Go through the material below and copy each line where the word "Bilans" appears.

(Data entries)
:::
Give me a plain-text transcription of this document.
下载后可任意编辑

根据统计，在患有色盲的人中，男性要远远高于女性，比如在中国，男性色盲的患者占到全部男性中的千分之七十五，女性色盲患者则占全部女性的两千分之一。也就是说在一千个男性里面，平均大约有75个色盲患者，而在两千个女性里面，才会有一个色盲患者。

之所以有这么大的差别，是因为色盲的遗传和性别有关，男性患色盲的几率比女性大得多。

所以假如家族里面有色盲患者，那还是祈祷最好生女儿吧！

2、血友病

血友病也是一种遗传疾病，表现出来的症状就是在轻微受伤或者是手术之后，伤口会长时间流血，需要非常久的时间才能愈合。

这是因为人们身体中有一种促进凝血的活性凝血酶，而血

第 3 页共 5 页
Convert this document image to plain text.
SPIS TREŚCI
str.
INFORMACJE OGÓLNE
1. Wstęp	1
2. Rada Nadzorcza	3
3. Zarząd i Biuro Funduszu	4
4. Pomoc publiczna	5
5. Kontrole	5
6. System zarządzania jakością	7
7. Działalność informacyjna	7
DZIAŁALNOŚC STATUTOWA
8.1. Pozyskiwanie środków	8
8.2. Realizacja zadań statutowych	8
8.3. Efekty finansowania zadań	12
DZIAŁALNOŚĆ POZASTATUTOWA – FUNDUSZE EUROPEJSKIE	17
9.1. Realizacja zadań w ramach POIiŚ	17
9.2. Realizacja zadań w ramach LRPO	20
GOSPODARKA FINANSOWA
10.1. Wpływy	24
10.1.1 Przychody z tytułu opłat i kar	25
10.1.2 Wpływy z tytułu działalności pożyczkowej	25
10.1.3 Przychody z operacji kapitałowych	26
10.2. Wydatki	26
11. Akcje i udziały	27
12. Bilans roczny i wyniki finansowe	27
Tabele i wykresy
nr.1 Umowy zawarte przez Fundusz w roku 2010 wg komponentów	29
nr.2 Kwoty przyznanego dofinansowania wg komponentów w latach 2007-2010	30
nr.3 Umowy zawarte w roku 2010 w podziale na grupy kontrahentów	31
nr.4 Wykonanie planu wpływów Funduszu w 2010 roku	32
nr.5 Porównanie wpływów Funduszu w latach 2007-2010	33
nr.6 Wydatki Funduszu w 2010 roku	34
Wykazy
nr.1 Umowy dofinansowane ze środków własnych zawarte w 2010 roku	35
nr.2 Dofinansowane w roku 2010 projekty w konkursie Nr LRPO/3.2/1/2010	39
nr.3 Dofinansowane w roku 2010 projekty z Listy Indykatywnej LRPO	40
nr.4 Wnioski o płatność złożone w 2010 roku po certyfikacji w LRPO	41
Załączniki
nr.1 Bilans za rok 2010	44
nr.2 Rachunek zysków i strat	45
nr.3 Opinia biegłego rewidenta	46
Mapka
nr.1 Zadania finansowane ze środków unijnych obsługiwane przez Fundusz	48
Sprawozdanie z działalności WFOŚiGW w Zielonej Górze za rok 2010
:::
Problem solution
12. Bilans roczny i wyniki finansowe	27
nr.1 Bilans za rok 2010	44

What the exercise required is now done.